What needs to be done | Rewrite the prospectus supplement from "You should read" to "in the Prospectus.", substituting "addendum" for every "supplement".

Passage shown |
*****

Rules 424(b)(3) and 424(c)
                                                         SEC File No. 333-118196


                           Prospectus Supplement No. 1
                                       to
                        Prospectus Dated January 14, 2005

                          TRINITY LEARNING CORPORATION

     We are supplementing our prospectus dated January 14, 2005 relating to the
resale by certain selling stockholders of up to 36,572,997 shares of common
stock (the "Prospectus"), to provide information contained in our current
reports on Form 8-K dated January 14, 2005, January 25, 2005 and February 2,
2005, copies of which are attached hereto (without exhibits) and incorporated
herein by reference. We incorporate by reference the exhibits referenced in Item
9.01 of our Current Reports on Form 8-K dated January 25, 2005 and February 2,
2005. In addition, Theodore H. Swindells, a selling security holder under the
Prospectus, has advised us that he disclaims beneficial ownership of 500,000
shares included in the Prospectus, thereby reducing from 15.63% to approximately
14.10% his percentage ownership of our outstanding shares of common stock.

     You should read this supplement in conjunction with the Prospectus, which
is required to be delivered with this supplement. This supplement is qualified
by reference to the Prospectus, except to the extent the information in this
supplement updates or supersedes the information contained in the Prospectus.

*****

Record excerpts |
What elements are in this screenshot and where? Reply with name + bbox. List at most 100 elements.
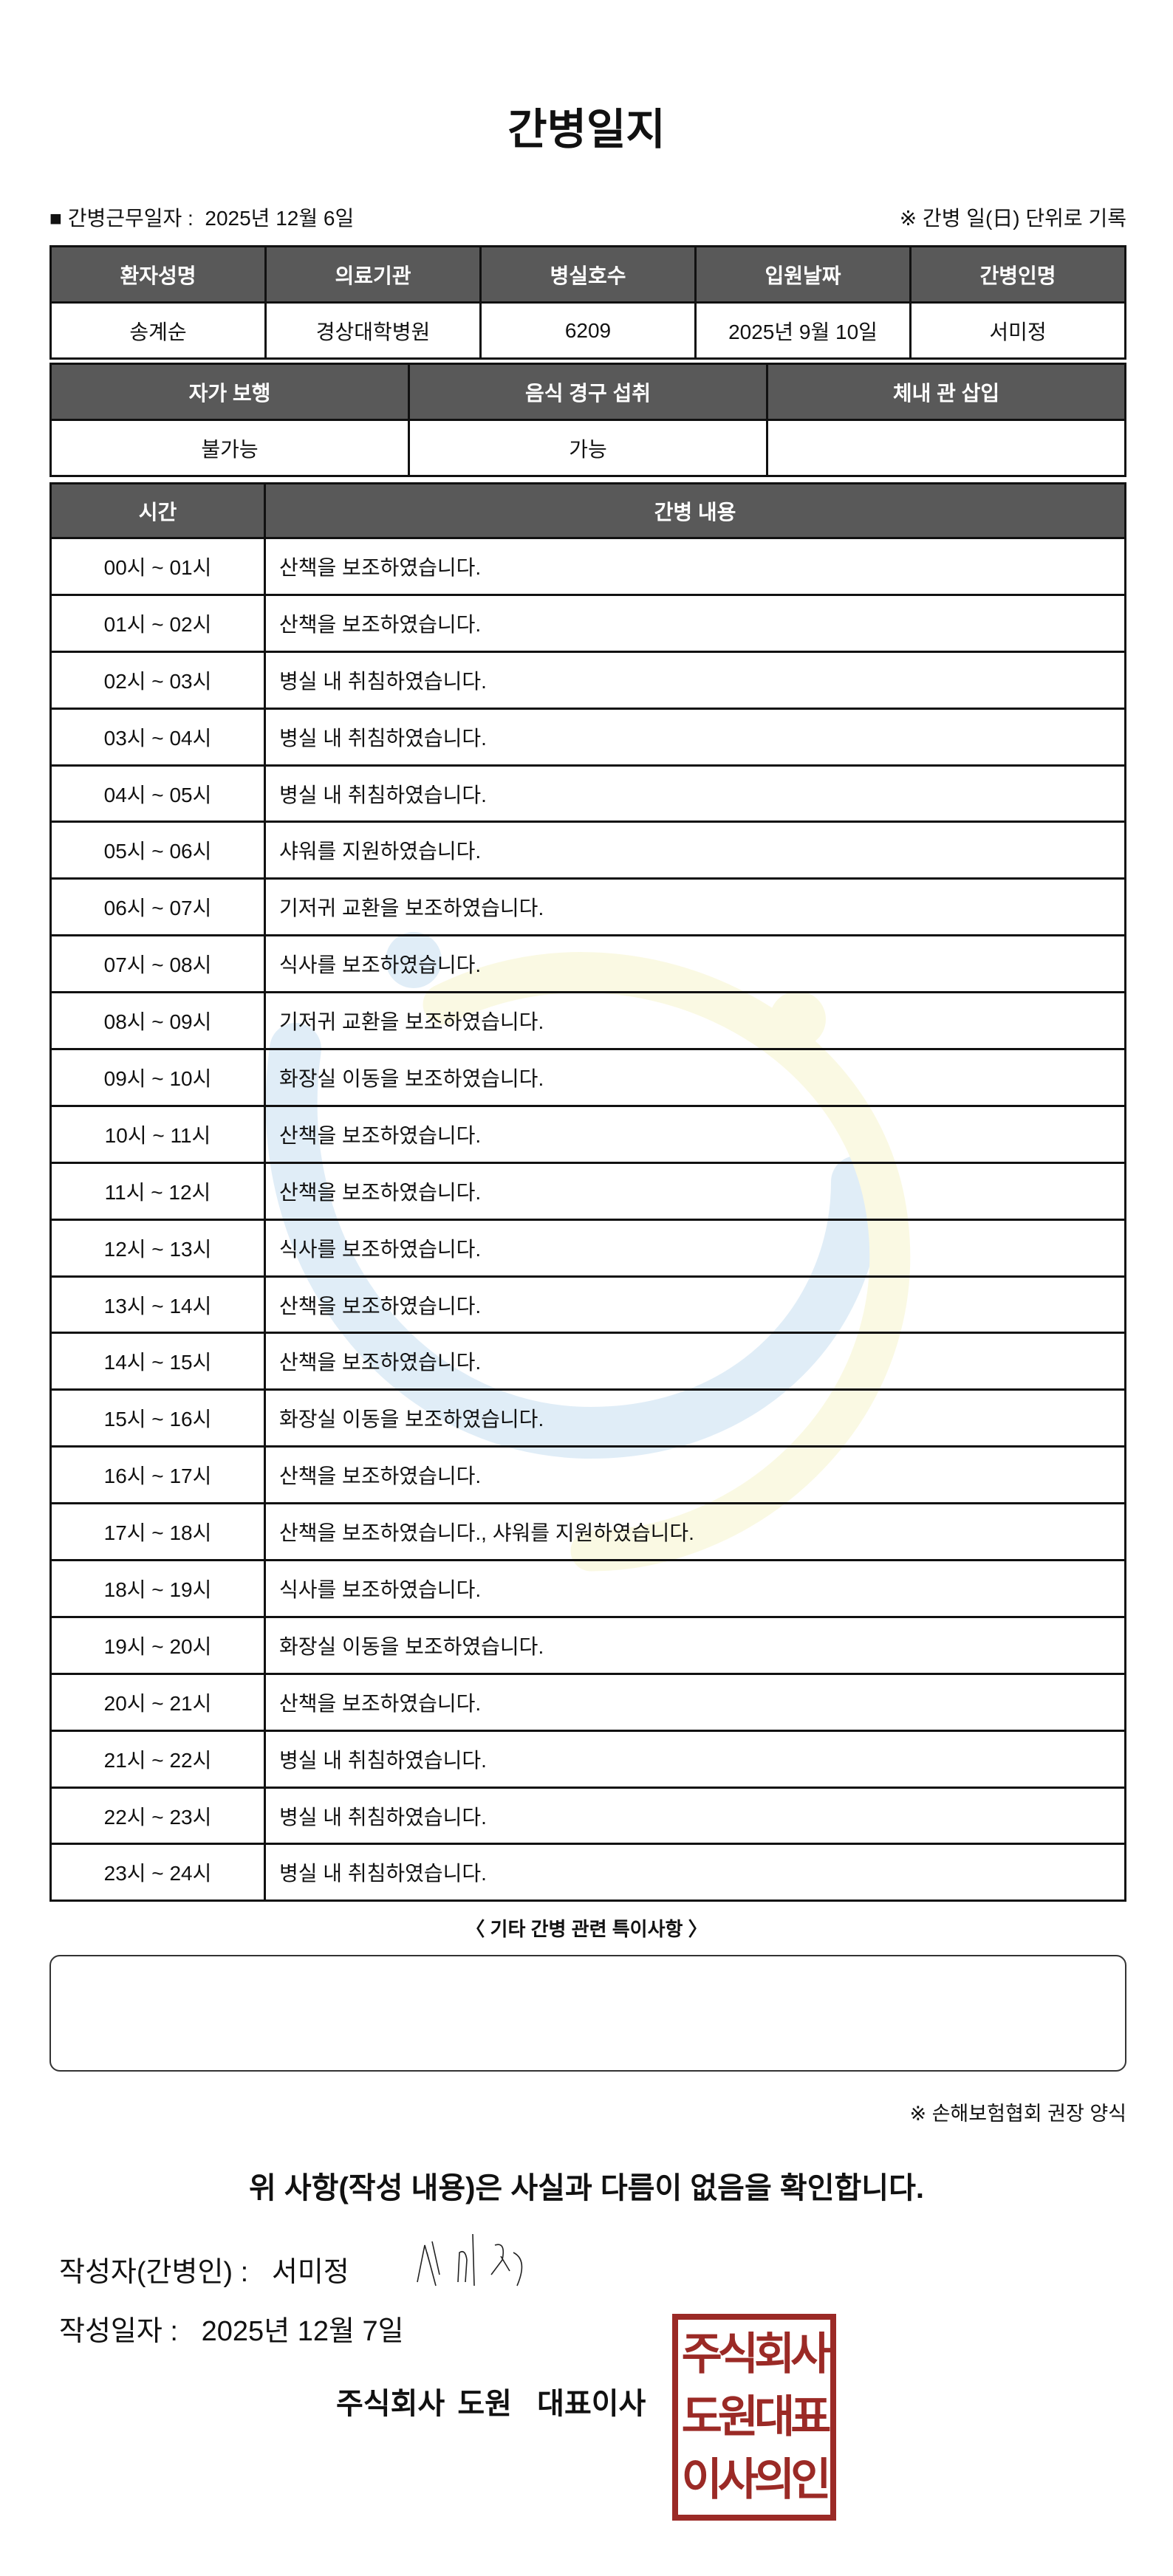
- time-cell: 23시 ~ 24시: [49, 1843, 266, 1902]
- table-row: 07시 ~ 08시 식사를 보조하였습니다.: [49, 934, 1126, 994]
- time-cell: 17시 ~ 18시: [49, 1502, 266, 1562]
- confirmation-statement: 위 사항(작성 내용)은 사실과 다름이 없음을 확인합니다.: [248, 2172, 925, 2205]
- table-row: 21시 ~ 22시 병실 내 취침하였습니다.: [49, 1729, 1126, 1789]
- table-row: 20시 ~ 21시 산책을 보조하였습니다.: [49, 1672, 1126, 1732]
- table-row: 19시 ~ 20시 화장실 이동을 보조하였습니다.: [49, 1615, 1126, 1675]
- table-row: 15시 ~ 16시 화장실 이동을 보조하였습니다.: [49, 1388, 1126, 1448]
- time-cell: 05시 ~ 06시: [49, 821, 266, 880]
- care-content-cell: 산책을 보조하였습니다.: [264, 1332, 1126, 1391]
- table-row: 13시 ~ 14시 산책을 보조하였습니다.: [49, 1275, 1126, 1335]
- time-cell: 21시 ~ 22시: [49, 1729, 266, 1789]
- header-cell: 의료기관: [264, 245, 482, 304]
- time-cell: 02시 ~ 03시: [49, 650, 266, 710]
- time-cell: 07시 ~ 08시: [49, 934, 266, 994]
- care-content-cell: 병실 내 취침하였습니다.: [264, 1729, 1126, 1789]
- care-content-cell: 병실 내 취침하였습니다.: [264, 707, 1126, 767]
- time-cell: 00시 ~ 01시: [49, 537, 266, 596]
- time-cell: 22시 ~ 23시: [49, 1786, 266, 1846]
- signature: [417, 2233, 523, 2286]
- table-row: 09시 ~ 10시 화장실 이동을 보조하였습니다.: [49, 1048, 1126, 1107]
- care-content-cell: 산책을 보조하였습니다.: [264, 593, 1126, 653]
- date-line: 작성일자 : 2025년 12월 7일: [59, 2308, 404, 2349]
- form-note: ※ 손해보험협회 권장 양식: [909, 2103, 1126, 2125]
- time-cell: 12시 ~ 13시: [49, 1218, 266, 1278]
- time-cell: 11시 ~ 12시: [49, 1161, 266, 1221]
- table-row: 10시 ~ 11시 산책을 보조하였습니다.: [49, 1104, 1126, 1164]
- time-cell: 15시 ~ 16시: [49, 1388, 266, 1448]
- company-representative: 주식회사 도원 대표이사: [336, 2388, 646, 2420]
- walking-status: 불가능: [49, 419, 410, 477]
- tube-status: [766, 419, 1126, 477]
- header-cell: 병실호수: [479, 245, 697, 304]
- table-row: 12시 ~ 13시 식사를 보조하였습니다.: [49, 1218, 1126, 1278]
- patient-name: 송계순: [49, 301, 267, 360]
- care-content-cell: 식사를 보조하였습니다.: [264, 1218, 1126, 1278]
- header-cell: 음식 경구 섭취: [408, 363, 768, 421]
- care-content-cell: 기저귀 교환을 보조하였습니다.: [264, 877, 1126, 937]
- work-date-value: 2025년 12월 6일: [205, 207, 355, 230]
- page-title: 간병일지: [507, 106, 666, 154]
- time-cell: 18시 ~ 19시: [49, 1559, 266, 1618]
- table-row: 11시 ~ 12시 산책을 보조하였습니다.: [49, 1161, 1126, 1221]
- time-cell: 10시 ~ 11시: [49, 1104, 266, 1164]
- header-cell: 자가 보행: [49, 363, 410, 421]
- care-content-cell: 산책을 보조하였습니다.: [264, 1161, 1126, 1221]
- care-content-cell: 산책을 보조하였습니다.: [264, 537, 1126, 596]
- status-table: 자가 보행 음식 경구 섭취 체내 관 삽입 불가능 가능: [49, 363, 1126, 477]
- oral-intake-status: 가능: [408, 419, 768, 477]
- author-label: 작성자(간병인) :: [59, 2257, 249, 2288]
- seal-line: 주식회사: [681, 2329, 832, 2379]
- patient-table: 환자성명 의료기관 병실호수 입원날짜 간병인명 송계순 경상대학병원 6209 2025년 …: [49, 245, 1126, 360]
- care-content-cell: 산책을 보조하였습니다., 샤워를 지원하였습니다.: [264, 1502, 1126, 1562]
- table-row: 08시 ~ 09시 기저귀 교환을 보조하였습니다.: [49, 991, 1126, 1051]
- care-log-table: 시간 간병 내용 00시 ~ 01시 산책을 보조하였습니다. 01시 ~ 02시 산책…: [49, 482, 1126, 1902]
- header-cell: 환자성명: [49, 245, 267, 304]
- header-cell: 입원날짜: [694, 245, 912, 304]
- time-cell: 19시 ~ 20시: [49, 1615, 266, 1675]
- table-row: 02시 ~ 03시 병실 내 취침하였습니다.: [49, 650, 1126, 710]
- care-content-cell: 식사를 보조하였습니다.: [264, 1559, 1126, 1618]
- work-date-label: ■ 간병근무일자 :: [49, 207, 194, 230]
- time-cell: 16시 ~ 17시: [49, 1445, 266, 1505]
- care-content-cell: 병실 내 취침하였습니다.: [264, 1843, 1126, 1902]
- seal-line: 도원대표: [681, 2391, 832, 2442]
- care-content-cell: 산책을 보조하였습니다.: [264, 1445, 1126, 1505]
- table-row: 16시 ~ 17시 산책을 보조하였습니다.: [49, 1445, 1126, 1505]
- care-content-cell: 병실 내 취침하였습니다.: [264, 1786, 1126, 1846]
- care-content-cell: 병실 내 취침하였습니다.: [264, 764, 1126, 823]
- care-content-cell: 산책을 보조하였습니다.: [264, 1672, 1126, 1732]
- table-row: 18시 ~ 19시 식사를 보조하였습니다.: [49, 1559, 1126, 1618]
- time-cell: 01시 ~ 02시: [49, 593, 266, 653]
- company-seal: 주식회사 도원대표 이사의인: [672, 2314, 836, 2521]
- remarks-label: 〈 기타 간병 관련 특이사항 〉: [465, 1918, 708, 1940]
- time-cell: 09시 ~ 10시: [49, 1048, 266, 1107]
- care-content-cell: 식사를 보조하였습니다.: [264, 934, 1126, 994]
- care-content-cell: 산책을 보조하였습니다.: [264, 1104, 1126, 1164]
- seal-line: 이사의인: [681, 2455, 832, 2505]
- time-cell: 08시 ~ 09시: [49, 991, 266, 1051]
- record-note: ※ 간병 일(日) 단위로 기록: [899, 207, 1126, 230]
- header-cell: 체내 관 삽입: [766, 363, 1126, 421]
- header-cell: 간병인명: [909, 245, 1126, 304]
- admission-date: 2025년 9월 10일: [694, 301, 912, 360]
- time-cell: 06시 ~ 07시: [49, 877, 266, 937]
- care-content-cell: 화장실 이동을 보조하였습니다.: [264, 1615, 1126, 1675]
- work-date: ■ 간병근무일자 : 2025년 12월 6일: [49, 202, 354, 232]
- time-cell: 14시 ~ 15시: [49, 1332, 266, 1391]
- header-cell: 시간: [49, 482, 266, 539]
- table-row: 06시 ~ 07시 기저귀 교환을 보조하였습니다.: [49, 877, 1126, 937]
- table-row: 05시 ~ 06시 샤워를 지원하였습니다.: [49, 821, 1126, 880]
- care-content-cell: 화장실 이동을 보조하였습니다.: [264, 1388, 1126, 1448]
- table-row: 04시 ~ 05시 병실 내 취침하였습니다.: [49, 764, 1126, 823]
- care-content-cell: 기저귀 교환을 보조하였습니다.: [264, 991, 1126, 1051]
- caregiver-name: 서미정: [909, 301, 1126, 360]
- time-cell: 04시 ~ 05시: [49, 764, 266, 823]
- table-row: 23시 ~ 24시 병실 내 취침하였습니다.: [49, 1843, 1126, 1902]
- time-cell: 13시 ~ 14시: [49, 1275, 266, 1335]
- table-row: 03시 ~ 04시 병실 내 취침하였습니다.: [49, 707, 1126, 767]
- header-cell: 간병 내용: [264, 482, 1126, 539]
- room-number: 6209: [479, 301, 697, 360]
- table-row: 01시 ~ 02시 산책을 보조하였습니다.: [49, 593, 1126, 653]
- time-cell: 03시 ~ 04시: [49, 707, 266, 767]
- author-line: 작성자(간병인) : 서미정: [59, 2249, 349, 2289]
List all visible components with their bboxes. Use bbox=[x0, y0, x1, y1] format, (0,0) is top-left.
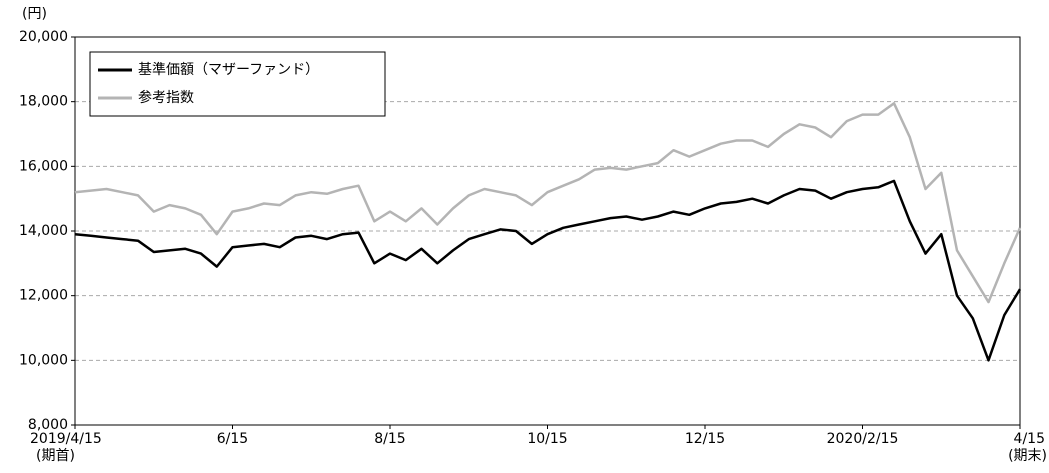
x-tick-label: 2019/4/15 bbox=[30, 431, 102, 447]
x-tick-label: 8/15 bbox=[374, 431, 405, 447]
x-note: (期首) bbox=[36, 448, 75, 464]
legend-label: 基準価額（マザーファンド） bbox=[138, 61, 319, 78]
x-tick-label: 10/15 bbox=[527, 431, 567, 447]
x-tick-label: 4/15 bbox=[1014, 431, 1045, 447]
legend-box bbox=[89, 51, 386, 117]
y-tick-label: 18,000 bbox=[19, 94, 68, 110]
y-tick-label: 16,000 bbox=[19, 158, 68, 174]
x-tick-label: 2020/2/15 bbox=[827, 431, 899, 447]
y-tick-label: 12,000 bbox=[19, 288, 68, 304]
series-line bbox=[74, 179, 1022, 362]
legend-label: 参考指数 bbox=[138, 89, 194, 106]
y-tick-label: 10,000 bbox=[19, 352, 68, 368]
y-unit: (円) bbox=[22, 6, 47, 22]
x-tick-label: 6/15 bbox=[217, 431, 248, 447]
x-tick-label: 12/15 bbox=[685, 431, 725, 447]
x-note: (期末) bbox=[1008, 448, 1047, 464]
y-tick-label: 8,000 bbox=[28, 417, 68, 433]
y-tick-label: 14,000 bbox=[19, 223, 68, 239]
series-line bbox=[74, 102, 1022, 304]
y-tick-label: 20,000 bbox=[19, 29, 68, 45]
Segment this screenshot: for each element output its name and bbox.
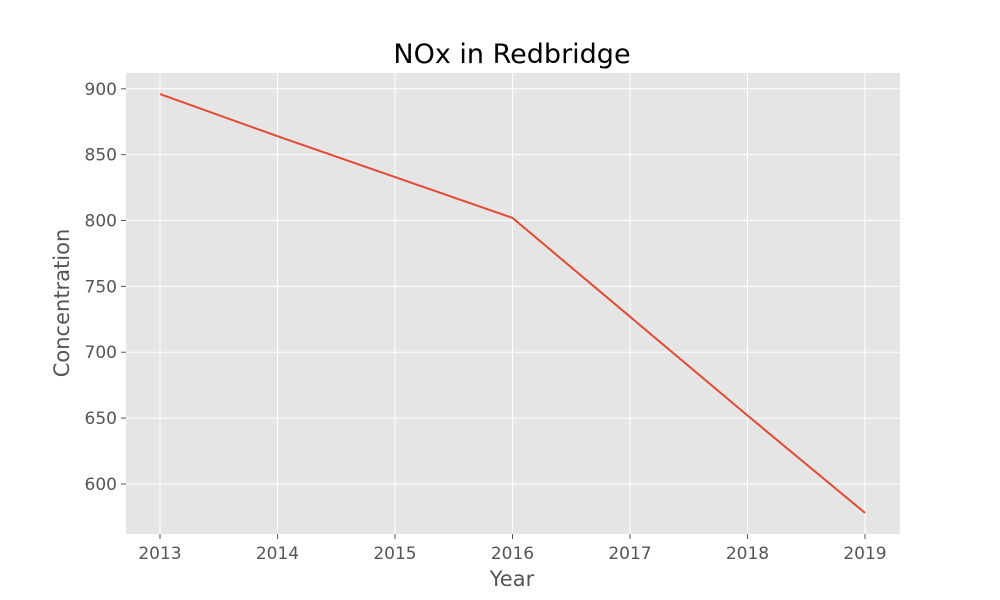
y-tick-label: 800	[85, 212, 117, 232]
y-tick-label: 600	[85, 475, 117, 495]
x-tick-label: 2013	[138, 544, 181, 564]
y-tick-label: 750	[85, 277, 117, 297]
x-axis-label: Year	[489, 567, 535, 591]
y-tick-label: 900	[85, 80, 117, 100]
chart-title: NOx in Redbridge	[393, 39, 630, 70]
series-layer	[159, 93, 866, 514]
x-tick-label: 2015	[373, 544, 416, 564]
x-tick-label: 2018	[726, 544, 769, 564]
y-tick-label: 650	[85, 409, 117, 429]
y-tick-label: 700	[85, 343, 117, 363]
x-tick-label: 2019	[843, 544, 886, 564]
y-tick-label: 850	[85, 146, 117, 166]
y-axis-label: Concentration	[50, 229, 74, 378]
x-axis: 2013 2014 2015 2016 2017 2018 2019	[138, 544, 886, 564]
y-axis: 600 650 700 750 800 850 900	[85, 80, 117, 495]
x-tick-label: 2016	[491, 544, 534, 564]
x-tick-label: 2014	[256, 544, 299, 564]
series-line	[159, 93, 866, 514]
gridlines	[121, 73, 900, 539]
x-tick-label: 2017	[608, 544, 651, 564]
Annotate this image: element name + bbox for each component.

*****

Written answer |
You should read this addendum in conjunction with the Prospectus, which
is required to be delivered with this addendum. This addendum is qualified
by reference to the Prospectus, except to the extent the information in this
addendum updates or supersedes the information contained in the Prospectus.